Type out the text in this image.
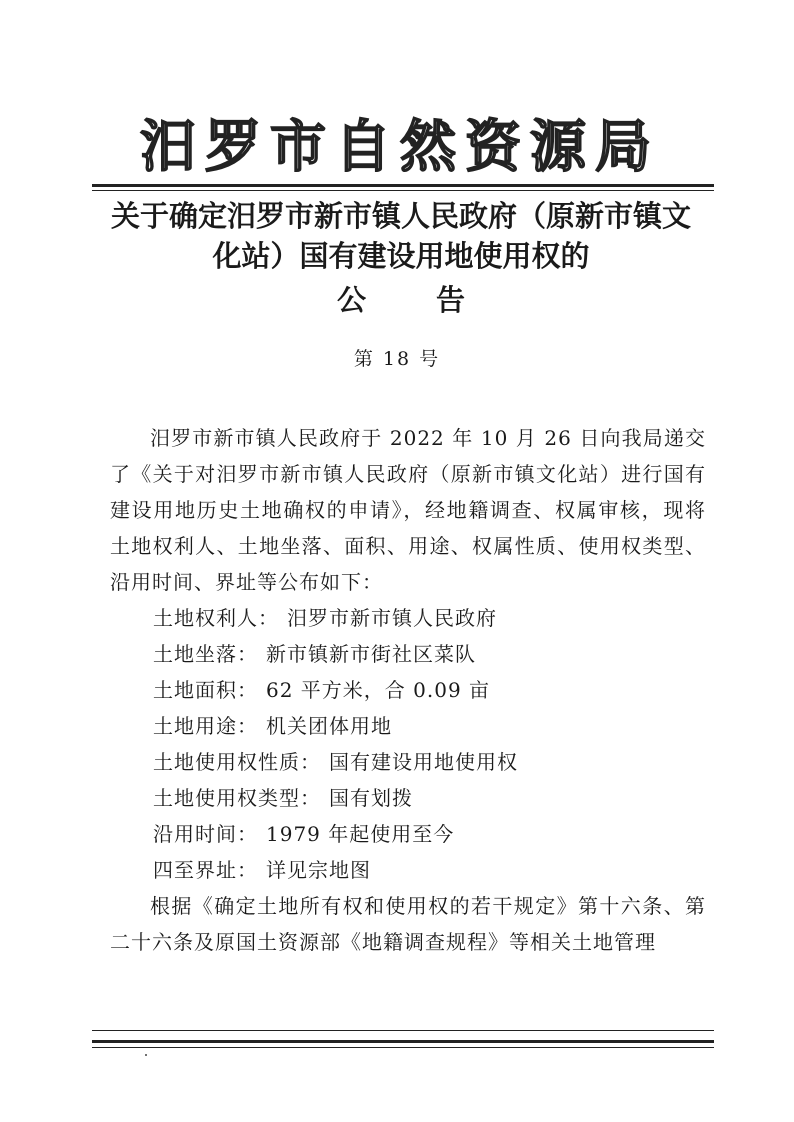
汨罗市自然资源局
关于确定汨罗市新市镇人民政府（原新市镇文
化站）国有建设用地使用权的
公 告
第 18 号

汨罗市新市镇人民政府于 2022 年 10 月 26 日向我局递交了《关于对汨罗市新市镇人民政府（原新市镇文化站）进行国有建设用地历史土地确权的申请》，经地籍调查、权属审核，现将土地权利人、土地坐落、面积、用途、权属性质、使用权类型、沿用时间、界址等公布如下：

土地权利人： 汨罗市新市镇人民政府
土地坐落： 新市镇新市街社区菜队
土地面积： 62 平方米，合 0.09 亩
土地用途： 机关团体用地
土地使用权性质： 国有建设用地使用权
土地使用权类型： 国有划拨
沿用时间： 1979 年起使用至今
四至界址： 详见宗地图

根据《确定土地所有权和使用权的若干规定》第十六条、第二十六条及原国土资源部《地籍调查规程》等相关土地管理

▬▬▬

▸ Exercise directions
Write out the records above exactly as they stand, leaving out every picture.

▸ Finished answer
Type out the text in this image.
汨罗市自然资源局
关于确定汨罗市新市镇人民政府（原新市镇文
化站）国有建设用地使用权的
公 告
第 18 号

汨罗市新市镇人民政府于 2022 年 10 月 26 日向我局递交了《关于对汨罗市新市镇人民政府（原新市镇文化站）进行国有建设用地历史土地确权的申请》，经地籍调查、权属审核，现将土地权利人、土地坐落、面积、用途、权属性质、使用权类型、沿用时间、界址等公布如下：

土地权利人： 汨罗市新市镇人民政府
土地坐落： 新市镇新市街社区菜队
土地面积： 62 平方米，合 0.09 亩
土地用途： 机关团体用地
土地使用权性质： 国有建设用地使用权
土地使用权类型： 国有划拨
沿用时间： 1979 年起使用至今
四至界址： 详见宗地图

根据《确定土地所有权和使用权的若干规定》第十六条、第二十六条及原国土资源部《地籍调查规程》等相关土地管理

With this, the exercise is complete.